Copy out every line of the rows below exactly, leaving out the pictures.
+---+
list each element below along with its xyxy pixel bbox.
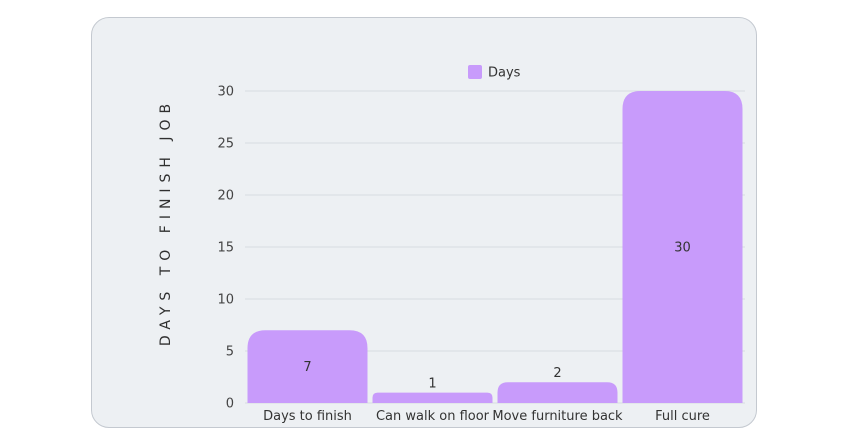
data-label: 2 (553, 366, 561, 381)
legend-swatch (468, 65, 482, 79)
x-tick-label: Can walk on floor (376, 409, 490, 424)
y-tick-label: 20 (217, 189, 234, 204)
bar (247, 330, 368, 403)
x-axis-ticks: Days to finish Can walk on floor Move furn… (263, 409, 710, 424)
data-label: 1 (428, 377, 436, 392)
x-tick-label: Move furniture back (492, 409, 623, 424)
y-tick-label: 30 (217, 85, 234, 100)
y-axis-ticks: 0 5 10 15 20 25 30 (217, 85, 234, 412)
y-tick-label: 0 (226, 397, 234, 412)
bar (497, 382, 618, 403)
y-axis-label: DAYS TO FINISH JOB (158, 98, 174, 346)
legend: Days (468, 65, 521, 81)
y-tick-label: 10 (217, 293, 234, 308)
data-label: 30 (674, 241, 691, 256)
y-tick-label: 15 (217, 241, 234, 256)
bar (622, 91, 743, 403)
bars: 7 1 2 30 (247, 91, 743, 403)
legend-label: Days (488, 66, 521, 81)
x-tick-label: Days to finish (263, 409, 352, 424)
y-tick-label: 25 (217, 137, 234, 152)
y-tick-label: 5 (226, 345, 234, 360)
data-label: 7 (303, 360, 311, 375)
x-tick-label: Full cure (655, 409, 710, 424)
bar (372, 392, 493, 403)
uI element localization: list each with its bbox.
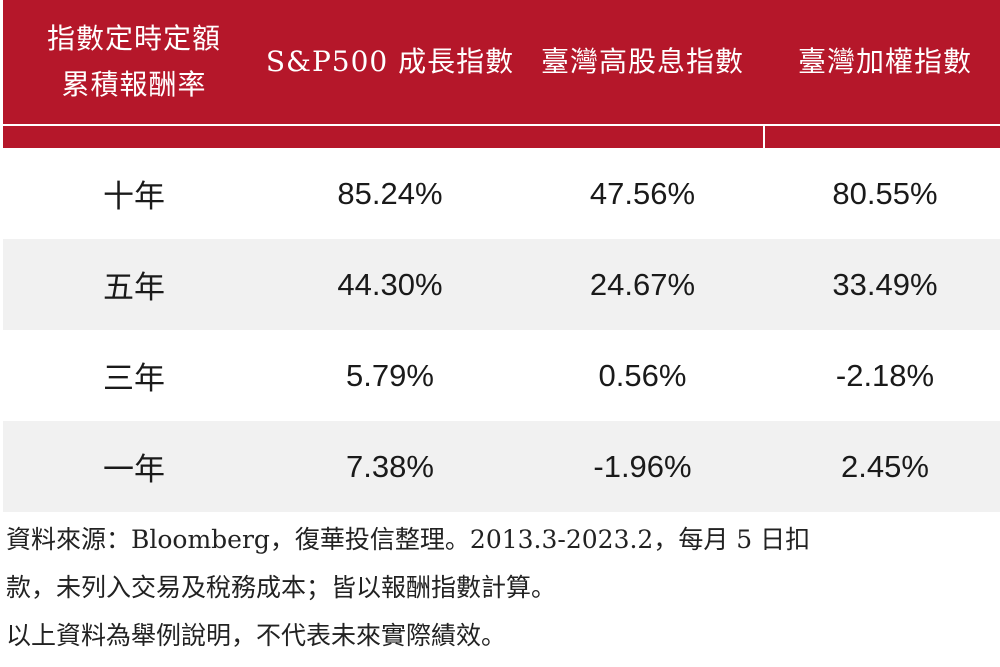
header-col-metric-line2: 累積報酬率 bbox=[61, 68, 207, 101]
header-col-sp500: S&P500 成長指數 bbox=[265, 45, 515, 78]
header-col-metric: 指數定時定額 累積報酬率 bbox=[3, 16, 265, 108]
sp500-value: 7.38% bbox=[346, 448, 434, 484]
table-row: 五年 44.30% 24.67% 33.49% bbox=[3, 239, 1000, 330]
taiex-value: 2.45% bbox=[841, 448, 929, 484]
high-dividend-value: 47.56% bbox=[589, 175, 696, 211]
header-col-high-dividend: 臺灣高股息指數 bbox=[540, 45, 744, 78]
period-cell: 十年 bbox=[103, 179, 165, 215]
header-divider-notch bbox=[763, 126, 765, 148]
period-cell: 一年 bbox=[103, 452, 165, 488]
taiex-value: -2.18% bbox=[835, 357, 935, 393]
table-header: 指數定時定額 累積報酬率 S&P500 成長指數 臺灣高股息指數 臺灣加權指數 bbox=[3, 0, 1000, 124]
high-dividend-value: -1.96% bbox=[593, 448, 692, 484]
period-cell: 三年 bbox=[103, 361, 165, 397]
sp500-value: 44.30% bbox=[337, 266, 443, 302]
table-row: 三年 5.79% 0.56% -2.18% bbox=[3, 330, 1000, 421]
taiex-value: 33.49% bbox=[832, 266, 938, 302]
high-dividend-value: 0.56% bbox=[598, 357, 687, 393]
sp500-value: 5.79% bbox=[346, 357, 434, 393]
returns-table: 指數定時定額 累積報酬率 S&P500 成長指數 臺灣高股息指數 臺灣加權指數 … bbox=[3, 0, 1000, 512]
high-dividend-value: 24.67% bbox=[589, 266, 696, 302]
header-divider bbox=[3, 124, 1000, 148]
source-footnote: 資料來源：Bloomberg，復華投信整理。2013.3-2023.2，每月 5… bbox=[6, 516, 906, 660]
footnote-line: 以上資料為舉例說明，不代表未來實際績效。 bbox=[6, 621, 507, 650]
taiex-value: 80.55% bbox=[832, 175, 938, 211]
sp500-value: 85.24% bbox=[337, 175, 443, 211]
table-row: 一年 7.38% -1.96% 2.45% bbox=[3, 421, 1000, 512]
footnote-line: 款，未列入交易及稅務成本；皆以報酬指數計算。 bbox=[6, 573, 557, 602]
period-cell: 五年 bbox=[103, 270, 165, 306]
footnote-line: 資料來源：Bloomberg，復華投信整理。2013.3-2023.2，每月 5… bbox=[6, 525, 811, 554]
header-col-taiex: 臺灣加權指數 bbox=[797, 45, 972, 78]
table-row: 十年 85.24% 47.56% 80.55% bbox=[3, 148, 1000, 239]
header-col-metric-line1: 指數定時定額 bbox=[46, 22, 221, 55]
+---+
*RESPONSE TO THE EXERCISE*.
list each element below along with its xyxy pixel bbox.
data-label: 2 (553, 366, 561, 381)
legend-swatch (468, 65, 482, 79)
x-tick-label: Can walk on floor (376, 409, 490, 424)
y-tick-label: 20 (217, 189, 234, 204)
bar (247, 330, 368, 403)
x-axis-ticks: Days to finish Can walk on floor Move furn… (263, 409, 710, 424)
data-label: 1 (428, 377, 436, 392)
x-tick-label: Move furniture back (492, 409, 623, 424)
y-tick-label: 30 (217, 85, 234, 100)
y-axis-ticks: 0 5 10 15 20 25 30 (217, 85, 234, 412)
y-tick-label: 0 (226, 397, 234, 412)
bar (497, 382, 618, 403)
y-axis-label: DAYS TO FINISH JOB (158, 98, 174, 346)
legend: Days (468, 65, 521, 81)
y-tick-label: 10 (217, 293, 234, 308)
data-label: 30 (674, 241, 691, 256)
y-tick-label: 15 (217, 241, 234, 256)
bar (622, 91, 743, 403)
bars: 7 1 2 30 (247, 91, 743, 403)
legend-label: Days (488, 66, 521, 81)
x-tick-label: Days to finish (263, 409, 352, 424)
y-tick-label: 25 (217, 137, 234, 152)
y-tick-label: 5 (226, 345, 234, 360)
data-label: 7 (303, 360, 311, 375)
x-tick-label: Full cure (655, 409, 710, 424)
bar (372, 392, 493, 403)
uI element localization: list each with its bbox.
header-col-metric-line2: 累積報酬率 bbox=[61, 68, 207, 101]
header-col-sp500: S&P500 成長指數 bbox=[265, 45, 515, 78]
header-col-metric: 指數定時定額 累積報酬率 bbox=[3, 16, 265, 108]
sp500-value: 7.38% bbox=[346, 448, 434, 484]
table-row: 五年 44.30% 24.67% 33.49% bbox=[3, 239, 1000, 330]
taiex-value: 2.45% bbox=[841, 448, 929, 484]
high-dividend-value: 47.56% bbox=[589, 175, 696, 211]
header-col-high-dividend: 臺灣高股息指數 bbox=[540, 45, 744, 78]
period-cell: 十年 bbox=[103, 179, 165, 215]
header-divider-notch bbox=[763, 126, 765, 148]
period-cell: 一年 bbox=[103, 452, 165, 488]
taiex-value: -2.18% bbox=[835, 357, 935, 393]
table-header: 指數定時定額 累積報酬率 S&P500 成長指數 臺灣高股息指數 臺灣加權指數 bbox=[3, 0, 1000, 124]
high-dividend-value: -1.96% bbox=[593, 448, 692, 484]
period-cell: 三年 bbox=[103, 361, 165, 397]
sp500-value: 44.30% bbox=[337, 266, 443, 302]
table-row: 三年 5.79% 0.56% -2.18% bbox=[3, 330, 1000, 421]
taiex-value: 33.49% bbox=[832, 266, 938, 302]
high-dividend-value: 0.56% bbox=[598, 357, 687, 393]
sp500-value: 5.79% bbox=[346, 357, 434, 393]
returns-table: 指數定時定額 累積報酬率 S&P500 成長指數 臺灣高股息指數 臺灣加權指數 … bbox=[3, 0, 1000, 512]
high-dividend-value: 24.67% bbox=[589, 266, 696, 302]
header-divider bbox=[3, 124, 1000, 148]
source-footnote: 資料來源：Bloomberg，復華投信整理。2013.3-2023.2，每月 5… bbox=[6, 516, 906, 660]
footnote-line: 以上資料為舉例說明，不代表未來實際績效。 bbox=[6, 621, 507, 650]
taiex-value: 80.55% bbox=[832, 175, 938, 211]
sp500-value: 85.24% bbox=[337, 175, 443, 211]
table-row: 一年 7.38% -1.96% 2.45% bbox=[3, 421, 1000, 512]
footnote-line: 款，未列入交易及稅務成本；皆以報酬指數計算。 bbox=[6, 573, 557, 602]
period-cell: 五年 bbox=[103, 270, 165, 306]
footnote-line: 資料來源：Bloomberg，復華投信整理。2013.3-2023.2，每月 5… bbox=[6, 525, 811, 554]
header-col-taiex: 臺灣加權指數 bbox=[797, 45, 972, 78]
table-row: 十年 85.24% 47.56% 80.55% bbox=[3, 148, 1000, 239]
header-col-metric-line1: 指數定時定額 bbox=[46, 22, 221, 55]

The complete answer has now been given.